* [Aim]: Pick out each line below containing "Signature".

* [Material for the task]:
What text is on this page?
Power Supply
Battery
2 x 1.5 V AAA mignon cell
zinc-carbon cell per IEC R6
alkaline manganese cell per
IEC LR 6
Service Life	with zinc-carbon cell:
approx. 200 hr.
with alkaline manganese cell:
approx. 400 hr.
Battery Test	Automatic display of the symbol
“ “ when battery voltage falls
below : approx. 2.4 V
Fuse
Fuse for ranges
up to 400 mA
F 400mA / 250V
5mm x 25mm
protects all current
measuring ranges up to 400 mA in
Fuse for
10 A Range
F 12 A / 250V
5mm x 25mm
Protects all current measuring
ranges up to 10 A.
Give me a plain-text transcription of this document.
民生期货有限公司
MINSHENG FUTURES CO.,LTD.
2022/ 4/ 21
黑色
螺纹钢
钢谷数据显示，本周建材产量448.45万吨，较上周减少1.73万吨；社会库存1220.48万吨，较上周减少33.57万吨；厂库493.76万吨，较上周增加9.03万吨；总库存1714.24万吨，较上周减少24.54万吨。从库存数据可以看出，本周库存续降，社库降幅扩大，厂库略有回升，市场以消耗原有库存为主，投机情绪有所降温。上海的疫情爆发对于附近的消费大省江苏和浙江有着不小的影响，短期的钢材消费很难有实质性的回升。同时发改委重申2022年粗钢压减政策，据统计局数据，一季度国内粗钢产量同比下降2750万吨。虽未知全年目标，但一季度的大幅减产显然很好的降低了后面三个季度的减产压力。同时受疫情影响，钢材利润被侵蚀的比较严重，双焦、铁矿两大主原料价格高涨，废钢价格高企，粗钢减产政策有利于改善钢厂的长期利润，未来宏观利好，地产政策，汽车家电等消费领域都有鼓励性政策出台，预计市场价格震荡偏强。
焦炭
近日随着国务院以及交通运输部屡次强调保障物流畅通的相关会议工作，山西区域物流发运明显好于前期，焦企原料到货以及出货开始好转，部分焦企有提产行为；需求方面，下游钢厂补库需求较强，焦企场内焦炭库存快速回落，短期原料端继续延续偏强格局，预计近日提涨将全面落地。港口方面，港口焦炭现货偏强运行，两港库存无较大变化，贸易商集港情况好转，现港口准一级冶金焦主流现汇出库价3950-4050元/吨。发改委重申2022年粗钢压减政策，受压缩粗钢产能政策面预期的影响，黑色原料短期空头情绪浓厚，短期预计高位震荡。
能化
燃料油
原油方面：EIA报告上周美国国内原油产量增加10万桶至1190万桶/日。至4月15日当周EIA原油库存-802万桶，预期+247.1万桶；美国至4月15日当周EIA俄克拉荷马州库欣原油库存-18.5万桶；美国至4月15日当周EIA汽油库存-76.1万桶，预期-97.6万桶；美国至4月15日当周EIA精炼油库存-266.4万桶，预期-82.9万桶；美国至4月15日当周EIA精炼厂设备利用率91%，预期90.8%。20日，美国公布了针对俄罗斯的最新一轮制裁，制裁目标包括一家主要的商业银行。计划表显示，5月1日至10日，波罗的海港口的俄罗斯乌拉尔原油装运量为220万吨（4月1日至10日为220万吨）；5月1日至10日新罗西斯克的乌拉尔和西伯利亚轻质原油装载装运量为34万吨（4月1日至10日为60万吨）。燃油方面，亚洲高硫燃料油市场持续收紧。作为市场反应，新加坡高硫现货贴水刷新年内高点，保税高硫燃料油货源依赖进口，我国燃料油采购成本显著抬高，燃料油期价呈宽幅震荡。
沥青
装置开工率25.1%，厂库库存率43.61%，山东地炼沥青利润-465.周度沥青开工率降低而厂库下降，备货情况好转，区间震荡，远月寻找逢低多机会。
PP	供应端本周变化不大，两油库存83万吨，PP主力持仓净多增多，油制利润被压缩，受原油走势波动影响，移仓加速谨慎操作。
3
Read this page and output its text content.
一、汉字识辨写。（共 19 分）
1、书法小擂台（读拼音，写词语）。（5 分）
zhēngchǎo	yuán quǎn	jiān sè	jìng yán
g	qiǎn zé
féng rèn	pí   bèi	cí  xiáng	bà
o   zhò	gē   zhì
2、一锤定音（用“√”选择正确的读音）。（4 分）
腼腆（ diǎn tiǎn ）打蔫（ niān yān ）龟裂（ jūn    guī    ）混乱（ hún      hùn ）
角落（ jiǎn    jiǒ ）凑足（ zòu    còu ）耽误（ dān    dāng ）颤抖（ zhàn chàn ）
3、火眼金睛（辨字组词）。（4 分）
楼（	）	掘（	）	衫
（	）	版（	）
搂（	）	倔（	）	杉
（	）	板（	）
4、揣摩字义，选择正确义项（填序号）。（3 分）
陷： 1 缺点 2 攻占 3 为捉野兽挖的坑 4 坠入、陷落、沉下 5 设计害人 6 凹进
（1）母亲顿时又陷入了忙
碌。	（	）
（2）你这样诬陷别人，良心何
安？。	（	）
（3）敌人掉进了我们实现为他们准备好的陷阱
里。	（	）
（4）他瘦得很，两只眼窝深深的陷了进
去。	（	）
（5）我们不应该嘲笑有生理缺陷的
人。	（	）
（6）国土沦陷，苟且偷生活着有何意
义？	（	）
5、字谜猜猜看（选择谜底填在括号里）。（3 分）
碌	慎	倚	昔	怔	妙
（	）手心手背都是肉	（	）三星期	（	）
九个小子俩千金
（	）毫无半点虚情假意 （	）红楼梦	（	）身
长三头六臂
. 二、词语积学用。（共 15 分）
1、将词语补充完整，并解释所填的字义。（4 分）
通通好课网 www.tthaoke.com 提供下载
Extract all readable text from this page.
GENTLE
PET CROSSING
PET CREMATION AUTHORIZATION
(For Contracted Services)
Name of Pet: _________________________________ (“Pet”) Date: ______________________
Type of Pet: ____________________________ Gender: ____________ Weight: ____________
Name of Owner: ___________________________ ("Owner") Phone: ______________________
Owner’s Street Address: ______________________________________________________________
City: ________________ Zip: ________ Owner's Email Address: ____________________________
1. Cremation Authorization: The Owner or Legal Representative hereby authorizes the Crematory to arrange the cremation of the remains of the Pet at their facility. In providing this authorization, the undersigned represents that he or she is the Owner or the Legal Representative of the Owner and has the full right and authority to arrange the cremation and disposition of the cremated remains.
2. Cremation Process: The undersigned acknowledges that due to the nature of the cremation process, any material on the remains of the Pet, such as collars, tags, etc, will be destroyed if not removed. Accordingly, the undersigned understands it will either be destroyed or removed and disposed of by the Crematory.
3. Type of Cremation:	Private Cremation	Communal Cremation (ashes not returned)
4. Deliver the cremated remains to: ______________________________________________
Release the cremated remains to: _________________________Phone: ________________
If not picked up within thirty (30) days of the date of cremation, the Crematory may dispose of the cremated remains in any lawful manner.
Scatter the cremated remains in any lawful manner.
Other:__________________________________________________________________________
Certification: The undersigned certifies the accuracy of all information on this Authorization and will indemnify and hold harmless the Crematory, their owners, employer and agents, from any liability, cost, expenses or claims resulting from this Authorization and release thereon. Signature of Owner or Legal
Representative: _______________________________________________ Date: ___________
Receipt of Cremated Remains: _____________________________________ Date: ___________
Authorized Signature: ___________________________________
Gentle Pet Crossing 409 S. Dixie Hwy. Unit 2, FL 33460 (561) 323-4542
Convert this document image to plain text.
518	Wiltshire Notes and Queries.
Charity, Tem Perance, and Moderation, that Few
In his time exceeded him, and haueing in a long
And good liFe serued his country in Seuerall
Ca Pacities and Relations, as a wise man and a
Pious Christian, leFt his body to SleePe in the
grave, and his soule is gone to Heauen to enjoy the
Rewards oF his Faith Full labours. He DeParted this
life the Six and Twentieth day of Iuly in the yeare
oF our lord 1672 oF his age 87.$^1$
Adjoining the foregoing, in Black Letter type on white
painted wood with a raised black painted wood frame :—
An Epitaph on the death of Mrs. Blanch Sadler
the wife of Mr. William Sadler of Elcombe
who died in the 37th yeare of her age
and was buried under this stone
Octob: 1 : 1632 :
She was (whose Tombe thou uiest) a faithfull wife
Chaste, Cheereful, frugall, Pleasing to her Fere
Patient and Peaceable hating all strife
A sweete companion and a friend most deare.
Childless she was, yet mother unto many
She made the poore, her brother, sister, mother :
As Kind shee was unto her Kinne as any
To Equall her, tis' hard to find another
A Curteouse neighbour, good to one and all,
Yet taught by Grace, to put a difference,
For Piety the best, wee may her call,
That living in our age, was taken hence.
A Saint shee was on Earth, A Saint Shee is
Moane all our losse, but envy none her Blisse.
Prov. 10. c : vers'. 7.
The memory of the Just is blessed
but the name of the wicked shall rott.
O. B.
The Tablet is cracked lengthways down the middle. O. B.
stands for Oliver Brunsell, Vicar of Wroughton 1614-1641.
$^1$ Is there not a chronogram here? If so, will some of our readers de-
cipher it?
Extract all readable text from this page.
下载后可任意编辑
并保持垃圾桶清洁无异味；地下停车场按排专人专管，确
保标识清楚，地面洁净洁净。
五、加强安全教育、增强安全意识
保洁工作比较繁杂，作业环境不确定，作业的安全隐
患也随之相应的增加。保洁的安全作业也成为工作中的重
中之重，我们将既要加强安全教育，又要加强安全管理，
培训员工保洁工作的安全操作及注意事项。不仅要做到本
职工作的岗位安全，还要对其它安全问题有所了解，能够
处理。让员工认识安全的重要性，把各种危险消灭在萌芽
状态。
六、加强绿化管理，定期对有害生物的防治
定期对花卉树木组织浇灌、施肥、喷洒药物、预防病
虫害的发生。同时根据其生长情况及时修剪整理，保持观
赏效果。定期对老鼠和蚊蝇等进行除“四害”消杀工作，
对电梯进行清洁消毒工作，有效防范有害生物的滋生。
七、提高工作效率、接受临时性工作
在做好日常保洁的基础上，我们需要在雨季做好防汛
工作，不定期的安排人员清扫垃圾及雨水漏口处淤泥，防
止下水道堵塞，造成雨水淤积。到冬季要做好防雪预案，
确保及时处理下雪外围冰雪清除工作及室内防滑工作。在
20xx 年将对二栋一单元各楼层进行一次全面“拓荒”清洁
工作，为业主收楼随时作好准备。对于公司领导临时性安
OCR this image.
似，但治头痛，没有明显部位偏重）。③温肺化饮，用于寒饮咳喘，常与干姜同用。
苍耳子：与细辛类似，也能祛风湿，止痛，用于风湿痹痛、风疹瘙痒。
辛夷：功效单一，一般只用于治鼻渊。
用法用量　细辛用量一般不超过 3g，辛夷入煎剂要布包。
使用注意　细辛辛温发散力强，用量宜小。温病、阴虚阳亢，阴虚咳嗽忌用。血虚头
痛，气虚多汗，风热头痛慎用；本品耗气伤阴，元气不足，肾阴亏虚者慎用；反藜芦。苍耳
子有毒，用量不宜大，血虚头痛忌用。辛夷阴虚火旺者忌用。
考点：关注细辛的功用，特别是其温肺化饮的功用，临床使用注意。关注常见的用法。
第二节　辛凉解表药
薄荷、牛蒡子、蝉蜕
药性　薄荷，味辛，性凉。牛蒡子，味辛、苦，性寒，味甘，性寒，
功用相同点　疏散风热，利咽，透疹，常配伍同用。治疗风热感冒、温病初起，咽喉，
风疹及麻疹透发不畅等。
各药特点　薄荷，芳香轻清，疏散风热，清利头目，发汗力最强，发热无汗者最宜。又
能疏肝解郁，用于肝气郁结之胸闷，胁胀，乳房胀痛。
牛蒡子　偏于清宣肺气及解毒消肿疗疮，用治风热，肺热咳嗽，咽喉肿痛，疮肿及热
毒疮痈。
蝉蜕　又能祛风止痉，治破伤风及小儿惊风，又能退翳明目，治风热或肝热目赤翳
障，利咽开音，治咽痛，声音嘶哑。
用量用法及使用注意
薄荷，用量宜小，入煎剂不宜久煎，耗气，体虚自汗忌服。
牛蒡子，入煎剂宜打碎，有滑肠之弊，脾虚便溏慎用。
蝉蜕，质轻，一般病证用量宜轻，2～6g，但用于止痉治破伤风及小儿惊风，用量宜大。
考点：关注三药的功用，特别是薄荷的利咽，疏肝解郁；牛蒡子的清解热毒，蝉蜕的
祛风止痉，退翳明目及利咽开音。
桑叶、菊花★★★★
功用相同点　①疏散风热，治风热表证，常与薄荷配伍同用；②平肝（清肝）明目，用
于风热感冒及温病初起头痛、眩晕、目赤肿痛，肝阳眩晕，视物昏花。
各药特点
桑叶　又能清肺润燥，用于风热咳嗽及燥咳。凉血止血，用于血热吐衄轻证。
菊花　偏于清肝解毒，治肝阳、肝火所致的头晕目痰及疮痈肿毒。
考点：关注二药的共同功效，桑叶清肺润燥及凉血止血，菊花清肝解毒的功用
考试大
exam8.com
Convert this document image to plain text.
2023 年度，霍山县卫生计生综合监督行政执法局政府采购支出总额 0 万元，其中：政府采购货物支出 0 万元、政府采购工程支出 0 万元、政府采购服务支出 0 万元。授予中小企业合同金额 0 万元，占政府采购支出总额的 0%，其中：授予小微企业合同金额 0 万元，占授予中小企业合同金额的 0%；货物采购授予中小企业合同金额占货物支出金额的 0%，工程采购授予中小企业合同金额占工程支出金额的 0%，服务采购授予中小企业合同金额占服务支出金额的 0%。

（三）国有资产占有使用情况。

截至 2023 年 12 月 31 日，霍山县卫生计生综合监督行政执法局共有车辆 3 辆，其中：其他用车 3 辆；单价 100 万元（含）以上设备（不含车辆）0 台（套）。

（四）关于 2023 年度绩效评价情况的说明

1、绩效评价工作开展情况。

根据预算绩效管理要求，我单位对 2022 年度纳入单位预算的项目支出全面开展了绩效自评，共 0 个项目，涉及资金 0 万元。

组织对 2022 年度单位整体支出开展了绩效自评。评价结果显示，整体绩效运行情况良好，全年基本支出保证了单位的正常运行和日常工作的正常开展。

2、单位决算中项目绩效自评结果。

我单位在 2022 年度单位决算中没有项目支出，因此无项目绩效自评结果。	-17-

* [The response]:
Certification: The undersigned certifies the accuracy of all information on this Authorization and will indemnify and hold harmless the Crematory, their owners, employer and agents, from any liability, cost, expenses or claims resulting from this Authorization and release thereon. Signature of Owner or Legal
Authorized Signature: ___________________________________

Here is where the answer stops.